Text:

Skip to content

jlim0930/ecelab

Folders and files

NameName
Last commit message
Last commit date

Latest commit

 

History

3 Commits
 
 
 
 
 
 
 
 
 
 
 
 
 
 
 
 
 
 
 
 
 
 

Repository files navigation

ECE Lab — Automated Elastic Cloud Enterprise Deployment

Automates the provisioning and installation of Elastic Cloud Enterprise (ECE) on Google Cloud Platform using Terraform and Ansible. Deploy a single-node or 3-node (small) ECE cluster in minutes — either through an interactive CLI or a browser-based Web UI.

Features

  • Two deployment methods — CLI (deploy.sh) for power users and terminal workflows, Web UI (web.sh) for a visual, browser-based experience
  • ECE 3.3.0 through 4.1.0+ — full version coverage with easy extension via the vars file
  • Multiple OS/runtime combinations — Rocky 8/9 (Podman), Ubuntu 22.04/24.04 (Docker), x86_64 and arm64
  • SELinux support — optional enforcing mode for Rocky-based deployments (ECE ≥ 3.7.1)
  • Auto-termination — GCP instances automatically deleted after a configurable number of days
  • Post-install optimization — automatic API calls to resize system deployments to 2 zones
  • Cross-platform — runs on Linux, macOS, and WSL
  • Data-driven configuration — all version lists and OS mappings live in vars for easy maintenance

Requirements

Install and configure the following before running:

Tool Install Notes
Google Cloud SDK Install Guide Must be authenticated with gcloud auth application-default login
Terraform brew install terraform Infrastructure provisioning
jq brew install jq JSON processing
Python 3 + pip System package manager Ansible dependency
SSH key ~/.ssh/google_compute_engine Must grant access to GCP instances. Edit ansible.cfg if using a different path
Node.js 18+ brew install node Web UI only — not needed for CLI usage

Quick Start

# 1. Clone the repository
git clone git@github.com:jlim0930/ecelab.git
cd ecelab

# 2. Configure your environment
#    Edit 'vars' to set PROJECT_ID, REGION, and MAX_RUN_DAYS

# 3. Authenticate with GCP
gcloud auth application-default login

# 4. Deploy — pick one:
./deploy.sh          # CLI: interactive terminal prompts
./web.sh             # Web UI: opens browser at http://localhost:3000

Method 1: CLI (deploy.sh)

The CLI method runs entirely in your terminal with interactive selection menus.

Deploy (Interactive)

./deploy.sh

You'll be guided through three selections:

  1. Deployment sizesingle (1 node) or small (3 nodes)

Task to carry out: List every item the ECE Lab repository page says to install and configure before running.

Dataset entries:

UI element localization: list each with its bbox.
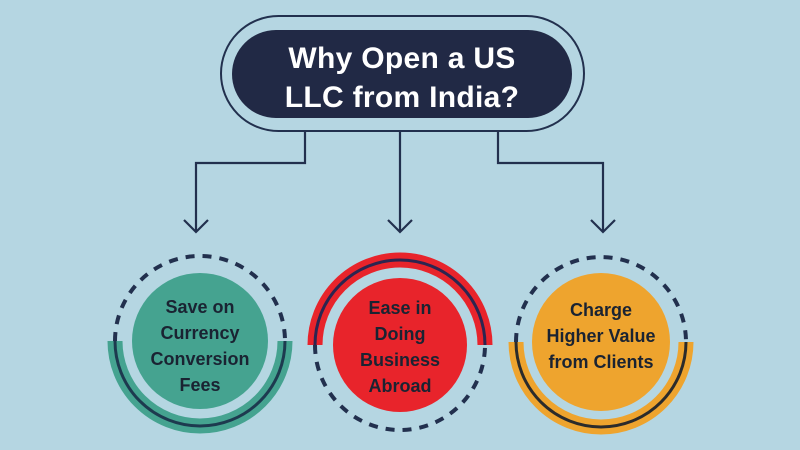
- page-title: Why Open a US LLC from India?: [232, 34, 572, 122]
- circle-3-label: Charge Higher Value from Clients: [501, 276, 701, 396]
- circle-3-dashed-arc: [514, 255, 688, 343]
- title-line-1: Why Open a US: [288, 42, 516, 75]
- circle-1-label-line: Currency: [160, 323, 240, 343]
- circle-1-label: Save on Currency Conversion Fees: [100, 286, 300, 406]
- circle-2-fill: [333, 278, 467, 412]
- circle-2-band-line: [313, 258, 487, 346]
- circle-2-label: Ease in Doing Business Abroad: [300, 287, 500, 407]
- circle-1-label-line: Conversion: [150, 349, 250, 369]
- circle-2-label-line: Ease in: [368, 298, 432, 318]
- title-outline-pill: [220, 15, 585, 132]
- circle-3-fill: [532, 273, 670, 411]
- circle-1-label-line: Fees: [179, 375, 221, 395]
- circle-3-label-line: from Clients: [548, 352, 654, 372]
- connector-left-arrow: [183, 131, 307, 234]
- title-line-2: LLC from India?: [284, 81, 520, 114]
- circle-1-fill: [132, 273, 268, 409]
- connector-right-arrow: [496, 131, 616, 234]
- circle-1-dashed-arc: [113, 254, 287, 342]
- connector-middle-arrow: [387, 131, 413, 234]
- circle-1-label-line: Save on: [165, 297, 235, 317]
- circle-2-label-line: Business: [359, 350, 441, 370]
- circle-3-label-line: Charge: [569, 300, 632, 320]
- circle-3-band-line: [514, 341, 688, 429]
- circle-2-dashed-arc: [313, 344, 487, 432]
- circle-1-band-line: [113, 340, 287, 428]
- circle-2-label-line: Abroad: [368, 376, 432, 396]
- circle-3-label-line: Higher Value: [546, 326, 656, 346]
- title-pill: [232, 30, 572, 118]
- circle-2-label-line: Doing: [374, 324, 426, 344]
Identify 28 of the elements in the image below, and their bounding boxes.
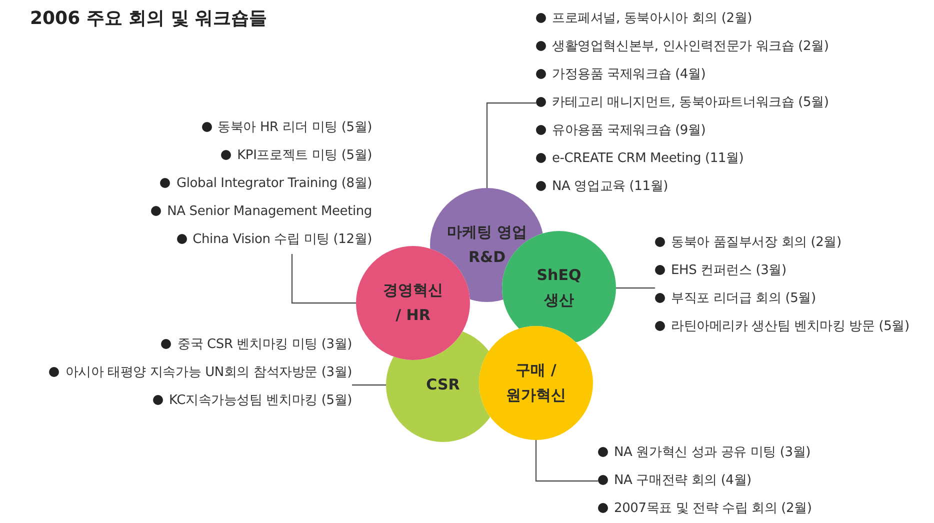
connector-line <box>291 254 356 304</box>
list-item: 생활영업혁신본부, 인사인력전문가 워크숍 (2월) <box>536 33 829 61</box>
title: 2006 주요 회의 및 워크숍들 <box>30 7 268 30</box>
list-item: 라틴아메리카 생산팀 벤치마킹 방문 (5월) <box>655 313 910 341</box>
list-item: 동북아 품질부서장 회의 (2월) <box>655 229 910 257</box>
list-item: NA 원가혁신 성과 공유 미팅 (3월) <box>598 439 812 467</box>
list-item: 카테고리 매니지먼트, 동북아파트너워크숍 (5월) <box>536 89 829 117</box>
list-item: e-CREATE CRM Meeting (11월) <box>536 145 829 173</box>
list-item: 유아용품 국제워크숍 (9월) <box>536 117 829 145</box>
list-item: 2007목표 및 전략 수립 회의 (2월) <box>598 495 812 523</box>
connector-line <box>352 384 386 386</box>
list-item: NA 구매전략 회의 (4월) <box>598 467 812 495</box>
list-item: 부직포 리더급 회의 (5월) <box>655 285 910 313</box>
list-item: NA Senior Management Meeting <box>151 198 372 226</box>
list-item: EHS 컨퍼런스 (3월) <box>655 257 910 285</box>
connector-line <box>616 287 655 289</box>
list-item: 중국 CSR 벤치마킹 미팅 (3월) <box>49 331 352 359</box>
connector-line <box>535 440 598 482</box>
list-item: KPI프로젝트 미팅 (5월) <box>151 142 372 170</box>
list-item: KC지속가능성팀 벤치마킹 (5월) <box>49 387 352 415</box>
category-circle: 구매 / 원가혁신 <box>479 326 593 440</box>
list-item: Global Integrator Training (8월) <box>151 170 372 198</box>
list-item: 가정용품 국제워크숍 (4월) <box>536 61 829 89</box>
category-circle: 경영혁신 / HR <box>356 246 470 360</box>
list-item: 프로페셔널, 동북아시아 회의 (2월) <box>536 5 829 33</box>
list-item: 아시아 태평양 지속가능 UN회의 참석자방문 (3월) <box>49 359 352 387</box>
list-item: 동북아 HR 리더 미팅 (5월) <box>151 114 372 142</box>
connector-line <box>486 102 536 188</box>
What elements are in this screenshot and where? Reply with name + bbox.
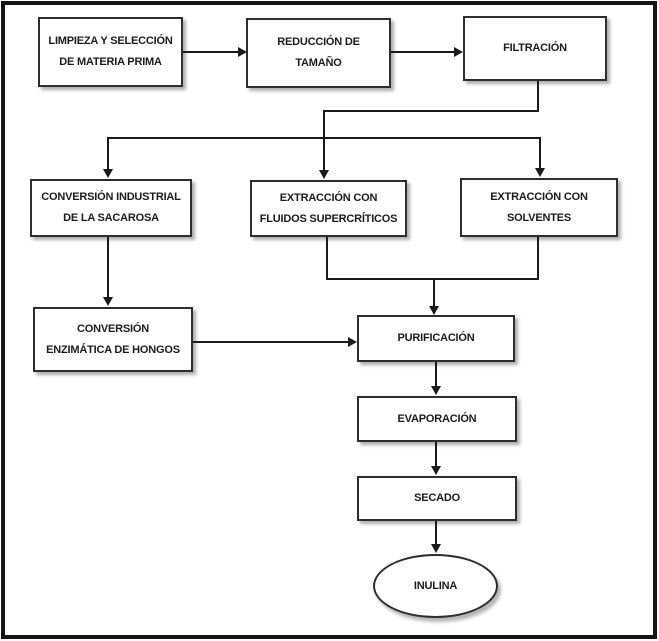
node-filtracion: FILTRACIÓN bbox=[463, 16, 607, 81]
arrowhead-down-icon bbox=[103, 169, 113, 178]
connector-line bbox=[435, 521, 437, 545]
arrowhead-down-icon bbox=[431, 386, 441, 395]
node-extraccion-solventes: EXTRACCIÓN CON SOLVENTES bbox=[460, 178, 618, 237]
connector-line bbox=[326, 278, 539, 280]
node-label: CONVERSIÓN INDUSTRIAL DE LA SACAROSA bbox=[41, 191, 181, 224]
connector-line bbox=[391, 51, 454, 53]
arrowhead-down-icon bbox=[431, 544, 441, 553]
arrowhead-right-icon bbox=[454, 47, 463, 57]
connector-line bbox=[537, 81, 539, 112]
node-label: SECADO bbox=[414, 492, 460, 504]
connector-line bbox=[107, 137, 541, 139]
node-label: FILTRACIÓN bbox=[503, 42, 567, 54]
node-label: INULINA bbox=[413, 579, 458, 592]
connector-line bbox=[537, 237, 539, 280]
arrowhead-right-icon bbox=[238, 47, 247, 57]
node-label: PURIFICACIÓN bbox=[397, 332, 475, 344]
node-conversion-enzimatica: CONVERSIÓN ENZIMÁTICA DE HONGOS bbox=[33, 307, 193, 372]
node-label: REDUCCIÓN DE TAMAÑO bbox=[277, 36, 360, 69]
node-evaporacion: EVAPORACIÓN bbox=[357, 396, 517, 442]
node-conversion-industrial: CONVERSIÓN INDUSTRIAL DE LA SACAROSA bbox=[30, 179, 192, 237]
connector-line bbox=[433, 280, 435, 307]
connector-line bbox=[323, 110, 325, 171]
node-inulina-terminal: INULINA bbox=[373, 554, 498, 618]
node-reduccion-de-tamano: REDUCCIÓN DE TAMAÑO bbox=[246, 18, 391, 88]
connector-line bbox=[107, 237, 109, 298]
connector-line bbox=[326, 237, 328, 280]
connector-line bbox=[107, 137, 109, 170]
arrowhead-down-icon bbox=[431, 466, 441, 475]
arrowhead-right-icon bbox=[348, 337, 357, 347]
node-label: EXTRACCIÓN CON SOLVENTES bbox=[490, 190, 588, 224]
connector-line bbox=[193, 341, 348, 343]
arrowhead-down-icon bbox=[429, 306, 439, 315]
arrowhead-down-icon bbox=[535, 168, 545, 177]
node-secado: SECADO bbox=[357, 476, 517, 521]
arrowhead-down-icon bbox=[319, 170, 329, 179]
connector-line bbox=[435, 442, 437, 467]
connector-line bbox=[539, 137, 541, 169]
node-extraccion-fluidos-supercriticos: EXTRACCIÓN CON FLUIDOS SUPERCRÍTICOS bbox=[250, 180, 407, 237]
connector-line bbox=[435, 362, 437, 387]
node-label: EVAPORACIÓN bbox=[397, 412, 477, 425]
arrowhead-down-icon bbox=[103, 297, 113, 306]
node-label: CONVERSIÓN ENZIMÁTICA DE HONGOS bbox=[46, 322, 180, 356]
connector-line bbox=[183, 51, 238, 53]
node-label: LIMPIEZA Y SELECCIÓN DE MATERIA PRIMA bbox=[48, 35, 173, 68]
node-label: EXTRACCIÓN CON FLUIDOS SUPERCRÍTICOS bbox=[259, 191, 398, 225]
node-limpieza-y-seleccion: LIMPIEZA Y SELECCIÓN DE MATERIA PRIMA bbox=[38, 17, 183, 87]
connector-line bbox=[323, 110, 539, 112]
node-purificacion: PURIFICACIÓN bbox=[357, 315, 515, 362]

---

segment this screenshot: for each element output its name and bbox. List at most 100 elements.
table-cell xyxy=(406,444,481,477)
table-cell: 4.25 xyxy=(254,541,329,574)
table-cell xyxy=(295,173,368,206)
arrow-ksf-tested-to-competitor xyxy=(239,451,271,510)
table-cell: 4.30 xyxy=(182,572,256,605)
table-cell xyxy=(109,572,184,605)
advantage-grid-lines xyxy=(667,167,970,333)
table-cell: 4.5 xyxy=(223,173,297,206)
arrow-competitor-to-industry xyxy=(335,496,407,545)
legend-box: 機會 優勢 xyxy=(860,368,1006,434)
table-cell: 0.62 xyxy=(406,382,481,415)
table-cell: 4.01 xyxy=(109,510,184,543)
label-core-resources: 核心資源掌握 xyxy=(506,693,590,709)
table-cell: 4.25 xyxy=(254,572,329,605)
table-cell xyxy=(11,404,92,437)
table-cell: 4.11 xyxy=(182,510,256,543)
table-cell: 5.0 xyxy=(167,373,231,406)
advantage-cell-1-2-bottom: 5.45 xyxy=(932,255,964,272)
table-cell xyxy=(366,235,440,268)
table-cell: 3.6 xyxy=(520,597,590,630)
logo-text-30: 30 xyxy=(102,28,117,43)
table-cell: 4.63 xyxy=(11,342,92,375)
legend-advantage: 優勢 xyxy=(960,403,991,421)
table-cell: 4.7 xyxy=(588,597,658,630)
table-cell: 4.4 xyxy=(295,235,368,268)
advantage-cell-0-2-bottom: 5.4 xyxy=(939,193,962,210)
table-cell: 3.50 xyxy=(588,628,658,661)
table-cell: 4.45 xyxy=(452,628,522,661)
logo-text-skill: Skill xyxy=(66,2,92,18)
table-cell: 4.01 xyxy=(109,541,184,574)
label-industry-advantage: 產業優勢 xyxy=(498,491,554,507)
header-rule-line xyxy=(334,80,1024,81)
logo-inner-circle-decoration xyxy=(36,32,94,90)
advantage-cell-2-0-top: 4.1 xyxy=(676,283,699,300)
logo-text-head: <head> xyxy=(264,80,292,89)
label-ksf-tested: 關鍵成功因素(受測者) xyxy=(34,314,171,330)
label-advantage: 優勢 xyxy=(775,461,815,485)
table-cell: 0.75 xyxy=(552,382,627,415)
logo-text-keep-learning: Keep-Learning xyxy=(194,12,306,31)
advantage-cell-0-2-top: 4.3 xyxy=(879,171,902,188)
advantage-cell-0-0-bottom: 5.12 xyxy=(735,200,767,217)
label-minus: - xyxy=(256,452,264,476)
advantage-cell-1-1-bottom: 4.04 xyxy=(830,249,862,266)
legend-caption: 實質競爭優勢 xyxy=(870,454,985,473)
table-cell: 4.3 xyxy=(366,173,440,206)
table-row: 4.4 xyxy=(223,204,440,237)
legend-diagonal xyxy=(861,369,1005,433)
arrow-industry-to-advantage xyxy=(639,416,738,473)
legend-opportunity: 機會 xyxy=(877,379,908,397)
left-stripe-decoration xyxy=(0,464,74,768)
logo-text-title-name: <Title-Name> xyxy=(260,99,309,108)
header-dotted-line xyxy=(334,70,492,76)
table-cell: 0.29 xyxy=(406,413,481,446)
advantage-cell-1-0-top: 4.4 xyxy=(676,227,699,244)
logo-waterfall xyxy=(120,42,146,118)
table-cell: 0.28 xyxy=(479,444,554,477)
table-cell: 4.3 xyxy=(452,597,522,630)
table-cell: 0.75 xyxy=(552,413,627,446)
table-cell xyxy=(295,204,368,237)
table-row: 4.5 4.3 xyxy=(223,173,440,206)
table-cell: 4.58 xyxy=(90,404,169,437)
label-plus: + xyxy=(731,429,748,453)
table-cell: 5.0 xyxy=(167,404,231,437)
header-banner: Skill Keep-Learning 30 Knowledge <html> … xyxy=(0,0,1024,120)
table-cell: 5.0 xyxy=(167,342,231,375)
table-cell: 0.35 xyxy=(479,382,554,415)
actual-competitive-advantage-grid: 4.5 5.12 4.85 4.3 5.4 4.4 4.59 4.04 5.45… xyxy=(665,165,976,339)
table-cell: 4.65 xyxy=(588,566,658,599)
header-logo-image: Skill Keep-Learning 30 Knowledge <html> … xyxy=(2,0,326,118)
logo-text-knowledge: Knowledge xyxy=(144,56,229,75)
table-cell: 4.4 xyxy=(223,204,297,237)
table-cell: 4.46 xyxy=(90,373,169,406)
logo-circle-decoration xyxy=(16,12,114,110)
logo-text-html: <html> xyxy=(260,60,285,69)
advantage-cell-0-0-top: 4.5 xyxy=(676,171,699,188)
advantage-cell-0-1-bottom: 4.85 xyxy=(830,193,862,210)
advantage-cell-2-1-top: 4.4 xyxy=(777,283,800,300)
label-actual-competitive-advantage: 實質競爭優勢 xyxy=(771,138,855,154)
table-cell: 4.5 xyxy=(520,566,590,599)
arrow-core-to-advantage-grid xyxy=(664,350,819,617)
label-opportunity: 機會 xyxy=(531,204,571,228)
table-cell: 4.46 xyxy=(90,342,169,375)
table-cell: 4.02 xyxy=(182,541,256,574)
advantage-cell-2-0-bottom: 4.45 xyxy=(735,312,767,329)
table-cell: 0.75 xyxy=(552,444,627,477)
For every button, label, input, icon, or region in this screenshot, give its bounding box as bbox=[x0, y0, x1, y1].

Exercise output:
- Google Cloud SDK
- Terraform
- jq
- Python 3 + pip
- SSH key (~/.ssh/google_compute_engine)
- Node.js 18+